Short problem.
The listing below must be repeated word for word, with its images excluded.

Data extract.
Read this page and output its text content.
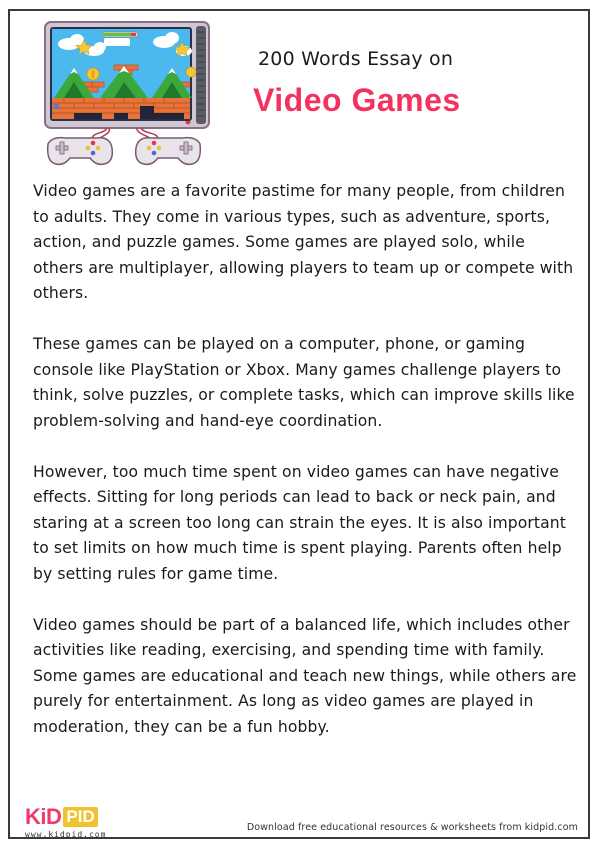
200 Words Essay on
Video Games

Video games are a favorite pastime for many people, from children to adults. They come in various types, such as adventure, sports, action, and puzzle games. Some games are played solo, while others are multiplayer, allowing players to team up or compete with others.

These games can be played on a computer, phone, or gaming console like PlayStation or Xbox. Many games challenge players to think, solve puzzles, or complete tasks, which can improve skills like problem-solving and hand-eye coordination.

However, too much time spent on video games can have negative effects. Sitting for long periods can lead to back or neck pain, and staring at a screen too long can strain the eyes. It is also important to set limits on how much time is spent playing. Parents often help by setting rules for game time.

Video games should be part of a balanced life, which includes other activities like reading, exercising, and spending time with family. Some games are educational and teach new things, while others are purely for entertainment. As long as video games are played in moderation, they can be a fun hobby.

KiD PID
www.kidpid.com
Download free educational resources & worksheets from kidpid.com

Output.
Read this page and output its text content.
200 Words Essay on
Video Games

Video games are a favorite pastime for many people, from children to adults. They come in various types, such as adventure, sports, action, and puzzle games. Some games are played solo, while others are multiplayer, allowing players to team up or compete with others.

These games can be played on a computer, phone, or gaming console like PlayStation or Xbox. Many games challenge players to think, solve puzzles, or complete tasks, which can improve skills like problem-solving and hand-eye coordination.

However, too much time spent on video games can have negative effects. Sitting for long periods can lead to back or neck pain, and staring at a screen too long can strain the eyes. It is also important to set limits on how much time is spent playing. Parents often help by setting rules for game time.

Video games should be part of a balanced life, which includes other activities like reading, exercising, and spending time with family. Some games are educational and teach new things, while others are purely for entertainment. As long as video games are played in moderation, they can be a fun hobby.

KiD PID
www.kidpid.com
Download free educational resources & worksheets from kidpid.com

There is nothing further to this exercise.